— Aim of the exercise —
Every line below that holds the string "Delay" should be copied out.

• • • •

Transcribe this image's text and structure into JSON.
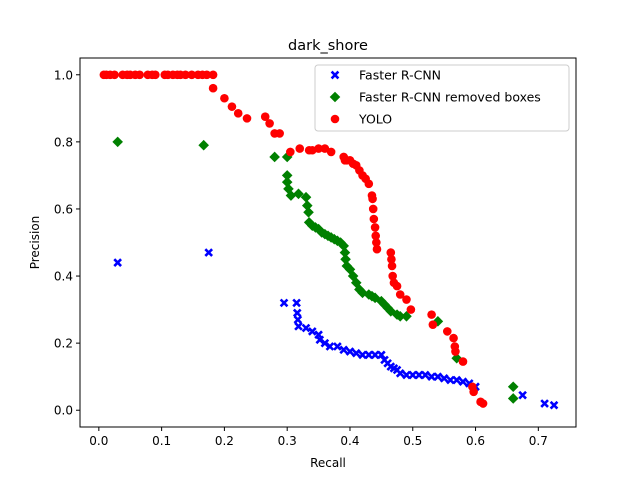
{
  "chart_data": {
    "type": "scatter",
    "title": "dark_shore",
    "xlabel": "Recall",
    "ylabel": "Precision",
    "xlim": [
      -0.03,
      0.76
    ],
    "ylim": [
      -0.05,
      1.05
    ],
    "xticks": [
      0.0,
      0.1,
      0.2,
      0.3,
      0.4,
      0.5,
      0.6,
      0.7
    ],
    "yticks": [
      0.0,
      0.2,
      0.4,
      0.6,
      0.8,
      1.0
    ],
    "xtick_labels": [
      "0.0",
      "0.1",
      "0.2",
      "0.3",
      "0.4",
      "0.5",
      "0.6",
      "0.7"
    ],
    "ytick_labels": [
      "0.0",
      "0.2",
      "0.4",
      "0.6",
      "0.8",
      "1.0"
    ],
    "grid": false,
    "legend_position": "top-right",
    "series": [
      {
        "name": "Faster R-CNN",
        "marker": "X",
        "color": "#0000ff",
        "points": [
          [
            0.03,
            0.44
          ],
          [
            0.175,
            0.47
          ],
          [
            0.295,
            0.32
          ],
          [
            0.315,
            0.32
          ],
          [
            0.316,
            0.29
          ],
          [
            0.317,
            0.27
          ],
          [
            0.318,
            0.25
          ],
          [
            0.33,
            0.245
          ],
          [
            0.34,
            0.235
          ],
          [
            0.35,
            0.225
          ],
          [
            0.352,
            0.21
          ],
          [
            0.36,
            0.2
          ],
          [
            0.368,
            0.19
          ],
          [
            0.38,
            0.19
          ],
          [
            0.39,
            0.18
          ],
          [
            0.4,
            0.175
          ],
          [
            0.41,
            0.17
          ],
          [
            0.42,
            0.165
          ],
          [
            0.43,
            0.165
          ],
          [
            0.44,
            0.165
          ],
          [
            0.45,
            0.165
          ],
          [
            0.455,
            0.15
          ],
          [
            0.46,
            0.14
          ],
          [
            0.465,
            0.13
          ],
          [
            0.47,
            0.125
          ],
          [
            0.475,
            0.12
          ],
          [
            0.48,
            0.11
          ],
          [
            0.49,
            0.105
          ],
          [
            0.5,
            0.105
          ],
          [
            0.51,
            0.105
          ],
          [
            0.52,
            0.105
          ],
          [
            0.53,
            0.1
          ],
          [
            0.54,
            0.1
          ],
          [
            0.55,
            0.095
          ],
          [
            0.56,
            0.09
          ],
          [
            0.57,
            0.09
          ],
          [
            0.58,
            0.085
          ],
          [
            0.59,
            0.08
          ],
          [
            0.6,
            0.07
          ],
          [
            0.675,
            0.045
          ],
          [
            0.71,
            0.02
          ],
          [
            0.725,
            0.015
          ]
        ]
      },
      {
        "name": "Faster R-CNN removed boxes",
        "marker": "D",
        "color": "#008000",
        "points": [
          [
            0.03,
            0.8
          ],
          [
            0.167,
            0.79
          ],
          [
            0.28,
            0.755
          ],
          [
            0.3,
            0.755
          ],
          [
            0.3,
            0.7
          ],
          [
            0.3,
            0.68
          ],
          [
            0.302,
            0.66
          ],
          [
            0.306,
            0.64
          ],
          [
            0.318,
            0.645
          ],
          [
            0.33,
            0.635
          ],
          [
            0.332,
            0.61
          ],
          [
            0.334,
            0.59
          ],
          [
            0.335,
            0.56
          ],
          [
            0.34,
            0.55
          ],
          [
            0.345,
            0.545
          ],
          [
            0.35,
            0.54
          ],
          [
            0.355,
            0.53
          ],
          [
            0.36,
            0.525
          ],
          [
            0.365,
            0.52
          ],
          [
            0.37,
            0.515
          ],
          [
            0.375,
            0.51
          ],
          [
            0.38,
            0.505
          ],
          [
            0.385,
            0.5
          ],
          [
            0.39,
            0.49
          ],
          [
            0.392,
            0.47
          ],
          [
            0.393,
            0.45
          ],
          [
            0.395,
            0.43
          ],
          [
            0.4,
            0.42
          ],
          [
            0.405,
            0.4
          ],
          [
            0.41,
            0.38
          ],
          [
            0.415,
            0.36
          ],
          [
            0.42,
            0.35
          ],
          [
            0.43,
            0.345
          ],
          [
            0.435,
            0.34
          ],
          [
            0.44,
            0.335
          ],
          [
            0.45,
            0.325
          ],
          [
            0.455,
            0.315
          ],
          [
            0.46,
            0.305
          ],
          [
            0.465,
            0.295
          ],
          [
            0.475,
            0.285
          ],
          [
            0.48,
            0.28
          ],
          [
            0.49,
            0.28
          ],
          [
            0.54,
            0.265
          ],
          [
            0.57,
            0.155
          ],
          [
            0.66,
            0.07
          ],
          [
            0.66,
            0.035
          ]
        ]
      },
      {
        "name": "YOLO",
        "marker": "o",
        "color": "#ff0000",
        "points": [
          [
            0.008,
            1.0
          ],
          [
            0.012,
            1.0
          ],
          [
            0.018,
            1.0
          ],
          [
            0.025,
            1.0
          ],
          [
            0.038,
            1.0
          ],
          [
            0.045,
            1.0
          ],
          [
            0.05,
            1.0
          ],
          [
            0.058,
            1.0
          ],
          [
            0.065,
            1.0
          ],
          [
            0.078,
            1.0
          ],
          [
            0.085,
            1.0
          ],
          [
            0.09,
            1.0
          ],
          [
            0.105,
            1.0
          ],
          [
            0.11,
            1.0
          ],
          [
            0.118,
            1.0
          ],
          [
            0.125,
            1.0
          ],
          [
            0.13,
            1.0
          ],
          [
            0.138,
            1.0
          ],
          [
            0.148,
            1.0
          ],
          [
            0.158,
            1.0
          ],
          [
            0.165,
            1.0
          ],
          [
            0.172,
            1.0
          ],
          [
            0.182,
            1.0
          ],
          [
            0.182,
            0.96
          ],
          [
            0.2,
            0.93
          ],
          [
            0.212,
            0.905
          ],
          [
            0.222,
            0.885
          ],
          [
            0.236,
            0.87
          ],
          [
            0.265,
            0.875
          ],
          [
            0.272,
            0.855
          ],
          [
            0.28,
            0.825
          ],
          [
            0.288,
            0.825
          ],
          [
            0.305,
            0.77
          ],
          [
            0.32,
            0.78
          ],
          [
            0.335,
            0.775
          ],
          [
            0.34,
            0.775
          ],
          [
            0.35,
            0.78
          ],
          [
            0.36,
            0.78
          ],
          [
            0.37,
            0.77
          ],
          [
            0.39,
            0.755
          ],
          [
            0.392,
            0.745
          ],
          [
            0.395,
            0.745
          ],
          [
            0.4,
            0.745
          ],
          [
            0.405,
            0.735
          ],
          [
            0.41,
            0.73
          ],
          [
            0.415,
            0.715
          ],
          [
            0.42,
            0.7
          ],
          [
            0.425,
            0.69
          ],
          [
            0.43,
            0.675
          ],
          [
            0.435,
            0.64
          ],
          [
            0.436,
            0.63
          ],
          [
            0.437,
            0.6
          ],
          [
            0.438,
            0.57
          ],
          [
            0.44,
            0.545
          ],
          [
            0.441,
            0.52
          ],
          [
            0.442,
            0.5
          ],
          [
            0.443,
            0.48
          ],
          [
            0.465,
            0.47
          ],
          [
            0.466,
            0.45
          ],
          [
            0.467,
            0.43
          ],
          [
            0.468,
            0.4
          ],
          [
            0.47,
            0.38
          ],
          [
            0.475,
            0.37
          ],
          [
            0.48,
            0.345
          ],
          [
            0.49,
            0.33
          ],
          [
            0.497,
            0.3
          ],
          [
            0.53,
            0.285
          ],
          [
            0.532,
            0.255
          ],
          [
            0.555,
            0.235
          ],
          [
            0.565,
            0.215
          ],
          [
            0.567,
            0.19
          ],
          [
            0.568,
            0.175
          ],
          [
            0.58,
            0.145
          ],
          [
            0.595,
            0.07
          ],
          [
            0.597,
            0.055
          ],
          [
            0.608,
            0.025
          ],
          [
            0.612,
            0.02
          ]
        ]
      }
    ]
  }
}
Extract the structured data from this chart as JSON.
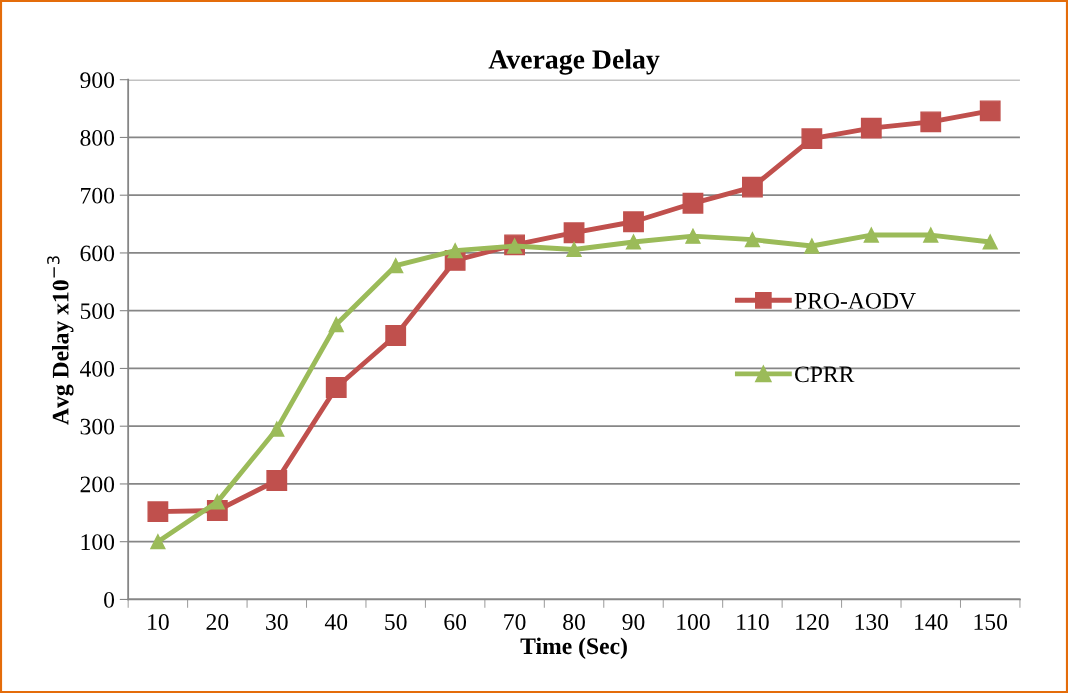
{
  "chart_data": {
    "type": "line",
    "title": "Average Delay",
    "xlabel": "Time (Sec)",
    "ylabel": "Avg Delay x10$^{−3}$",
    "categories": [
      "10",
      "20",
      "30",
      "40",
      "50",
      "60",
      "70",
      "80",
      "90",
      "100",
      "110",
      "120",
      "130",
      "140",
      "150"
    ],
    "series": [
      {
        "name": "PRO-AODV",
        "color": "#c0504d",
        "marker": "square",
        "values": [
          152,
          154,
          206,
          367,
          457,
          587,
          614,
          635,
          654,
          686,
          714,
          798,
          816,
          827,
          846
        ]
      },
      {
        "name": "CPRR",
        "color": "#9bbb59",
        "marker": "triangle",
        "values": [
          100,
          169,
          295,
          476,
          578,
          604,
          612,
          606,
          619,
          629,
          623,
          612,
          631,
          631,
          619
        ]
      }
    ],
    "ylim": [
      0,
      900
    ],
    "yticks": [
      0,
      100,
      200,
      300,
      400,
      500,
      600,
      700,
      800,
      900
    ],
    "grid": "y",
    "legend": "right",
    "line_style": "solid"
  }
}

• • • •

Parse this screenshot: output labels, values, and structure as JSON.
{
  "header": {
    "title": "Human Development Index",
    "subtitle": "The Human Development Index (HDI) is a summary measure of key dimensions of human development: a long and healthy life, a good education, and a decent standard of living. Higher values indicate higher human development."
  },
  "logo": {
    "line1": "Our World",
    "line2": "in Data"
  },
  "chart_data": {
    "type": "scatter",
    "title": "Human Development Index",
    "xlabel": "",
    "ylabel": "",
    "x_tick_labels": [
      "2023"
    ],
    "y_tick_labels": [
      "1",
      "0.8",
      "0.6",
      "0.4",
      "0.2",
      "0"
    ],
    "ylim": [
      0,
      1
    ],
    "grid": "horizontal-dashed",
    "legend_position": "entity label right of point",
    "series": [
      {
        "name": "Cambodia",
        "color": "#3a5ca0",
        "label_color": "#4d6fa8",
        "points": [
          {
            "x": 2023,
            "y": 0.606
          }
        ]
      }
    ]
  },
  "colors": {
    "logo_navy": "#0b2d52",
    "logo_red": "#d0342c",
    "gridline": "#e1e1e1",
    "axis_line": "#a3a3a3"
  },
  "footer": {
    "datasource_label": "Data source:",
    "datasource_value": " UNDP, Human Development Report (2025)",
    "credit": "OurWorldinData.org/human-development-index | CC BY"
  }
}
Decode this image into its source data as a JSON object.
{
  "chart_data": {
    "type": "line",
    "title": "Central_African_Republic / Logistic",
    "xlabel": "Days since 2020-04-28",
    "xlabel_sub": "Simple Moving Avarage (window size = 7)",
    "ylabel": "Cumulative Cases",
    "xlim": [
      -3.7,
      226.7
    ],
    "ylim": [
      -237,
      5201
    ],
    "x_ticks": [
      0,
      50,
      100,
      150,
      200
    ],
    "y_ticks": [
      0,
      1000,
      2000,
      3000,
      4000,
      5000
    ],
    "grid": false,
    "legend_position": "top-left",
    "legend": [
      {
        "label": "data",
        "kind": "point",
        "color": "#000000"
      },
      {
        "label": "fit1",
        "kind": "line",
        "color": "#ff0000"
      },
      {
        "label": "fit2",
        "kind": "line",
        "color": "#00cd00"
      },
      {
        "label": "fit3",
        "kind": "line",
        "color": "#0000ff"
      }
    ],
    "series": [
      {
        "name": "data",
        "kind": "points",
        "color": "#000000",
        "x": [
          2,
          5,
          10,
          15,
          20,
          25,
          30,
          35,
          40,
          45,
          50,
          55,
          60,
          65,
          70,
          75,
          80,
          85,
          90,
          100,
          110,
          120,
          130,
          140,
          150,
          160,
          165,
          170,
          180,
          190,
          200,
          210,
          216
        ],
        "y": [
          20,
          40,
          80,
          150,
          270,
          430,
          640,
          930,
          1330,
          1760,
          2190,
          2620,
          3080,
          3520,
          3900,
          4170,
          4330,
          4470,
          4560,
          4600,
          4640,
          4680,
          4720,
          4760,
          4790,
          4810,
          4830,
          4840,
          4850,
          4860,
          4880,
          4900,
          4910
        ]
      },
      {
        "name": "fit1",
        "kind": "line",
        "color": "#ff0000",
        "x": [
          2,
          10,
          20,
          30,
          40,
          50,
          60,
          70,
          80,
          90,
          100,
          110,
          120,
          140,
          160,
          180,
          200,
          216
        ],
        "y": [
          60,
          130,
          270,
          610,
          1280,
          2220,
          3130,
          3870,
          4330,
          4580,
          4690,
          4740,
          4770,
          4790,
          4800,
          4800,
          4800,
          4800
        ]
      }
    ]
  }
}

• • • •

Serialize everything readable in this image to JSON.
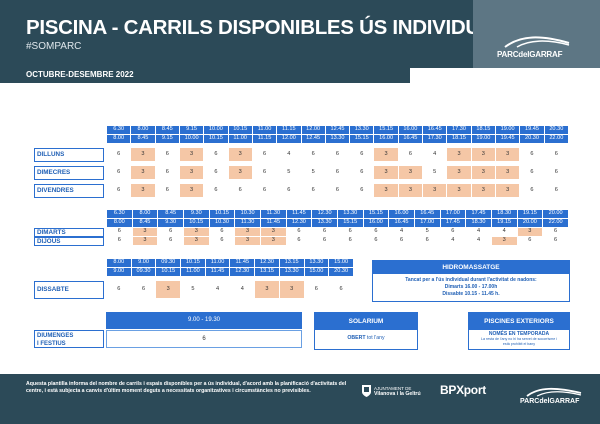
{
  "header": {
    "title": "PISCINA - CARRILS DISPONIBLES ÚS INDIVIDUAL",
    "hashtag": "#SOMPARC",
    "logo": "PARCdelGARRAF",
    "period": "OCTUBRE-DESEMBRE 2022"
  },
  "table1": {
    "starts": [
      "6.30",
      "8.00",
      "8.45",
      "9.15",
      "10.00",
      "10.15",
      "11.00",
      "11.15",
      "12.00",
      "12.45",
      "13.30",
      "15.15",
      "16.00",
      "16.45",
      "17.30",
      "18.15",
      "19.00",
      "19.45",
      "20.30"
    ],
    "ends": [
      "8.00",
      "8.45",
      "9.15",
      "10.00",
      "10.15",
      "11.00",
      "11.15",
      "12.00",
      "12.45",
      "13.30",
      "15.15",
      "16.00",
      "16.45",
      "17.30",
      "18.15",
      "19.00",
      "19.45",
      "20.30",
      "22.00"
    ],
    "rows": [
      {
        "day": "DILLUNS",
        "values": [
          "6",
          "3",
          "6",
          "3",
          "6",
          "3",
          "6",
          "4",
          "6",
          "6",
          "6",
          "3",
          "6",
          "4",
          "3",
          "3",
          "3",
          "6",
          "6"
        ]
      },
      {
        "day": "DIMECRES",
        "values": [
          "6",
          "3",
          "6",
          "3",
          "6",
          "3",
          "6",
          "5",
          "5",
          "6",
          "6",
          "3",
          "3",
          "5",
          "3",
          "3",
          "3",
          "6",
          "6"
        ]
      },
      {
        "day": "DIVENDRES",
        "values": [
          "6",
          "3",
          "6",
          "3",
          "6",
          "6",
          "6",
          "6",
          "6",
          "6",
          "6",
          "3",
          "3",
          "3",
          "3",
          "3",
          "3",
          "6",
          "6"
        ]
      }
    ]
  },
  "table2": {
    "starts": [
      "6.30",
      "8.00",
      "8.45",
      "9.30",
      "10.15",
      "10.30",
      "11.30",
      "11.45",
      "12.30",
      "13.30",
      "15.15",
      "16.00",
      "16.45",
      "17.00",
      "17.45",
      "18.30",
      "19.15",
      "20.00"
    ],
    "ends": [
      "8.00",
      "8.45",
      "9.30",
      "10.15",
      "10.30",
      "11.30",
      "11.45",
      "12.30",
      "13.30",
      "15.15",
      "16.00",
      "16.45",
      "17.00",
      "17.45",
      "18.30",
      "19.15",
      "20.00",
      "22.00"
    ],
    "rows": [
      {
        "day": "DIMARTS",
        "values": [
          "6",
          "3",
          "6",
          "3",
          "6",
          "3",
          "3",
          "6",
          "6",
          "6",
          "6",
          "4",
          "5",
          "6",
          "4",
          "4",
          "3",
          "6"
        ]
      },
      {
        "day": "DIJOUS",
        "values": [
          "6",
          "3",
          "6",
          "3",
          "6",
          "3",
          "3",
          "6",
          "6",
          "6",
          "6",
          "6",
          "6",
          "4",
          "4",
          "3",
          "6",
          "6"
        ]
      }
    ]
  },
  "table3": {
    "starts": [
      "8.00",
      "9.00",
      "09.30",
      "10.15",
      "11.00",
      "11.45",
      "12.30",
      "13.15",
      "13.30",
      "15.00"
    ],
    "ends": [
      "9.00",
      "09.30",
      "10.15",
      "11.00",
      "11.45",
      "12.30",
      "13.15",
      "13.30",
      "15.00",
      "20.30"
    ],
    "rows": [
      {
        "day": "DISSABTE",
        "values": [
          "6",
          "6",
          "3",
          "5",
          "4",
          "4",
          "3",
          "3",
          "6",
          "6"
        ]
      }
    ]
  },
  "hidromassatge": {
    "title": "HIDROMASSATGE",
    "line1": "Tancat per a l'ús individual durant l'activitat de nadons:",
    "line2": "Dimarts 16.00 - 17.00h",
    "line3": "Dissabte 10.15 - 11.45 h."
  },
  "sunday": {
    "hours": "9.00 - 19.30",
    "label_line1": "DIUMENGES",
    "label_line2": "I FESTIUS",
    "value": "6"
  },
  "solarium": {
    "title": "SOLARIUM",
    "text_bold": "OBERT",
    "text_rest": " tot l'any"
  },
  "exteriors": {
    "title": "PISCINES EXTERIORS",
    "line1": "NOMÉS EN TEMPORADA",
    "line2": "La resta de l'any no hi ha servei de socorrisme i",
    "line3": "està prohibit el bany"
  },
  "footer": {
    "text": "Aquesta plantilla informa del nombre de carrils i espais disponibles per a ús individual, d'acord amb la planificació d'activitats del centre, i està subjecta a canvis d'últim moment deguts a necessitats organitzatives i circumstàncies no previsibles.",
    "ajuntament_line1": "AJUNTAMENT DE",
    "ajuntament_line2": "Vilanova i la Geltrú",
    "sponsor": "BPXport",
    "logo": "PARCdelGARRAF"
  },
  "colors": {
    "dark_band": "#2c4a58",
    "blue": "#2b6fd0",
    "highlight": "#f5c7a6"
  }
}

• • • •

— Worked solution —
    "title": "Average Delay",
    "ylabel": "Avg Delay x10$^{−3}$",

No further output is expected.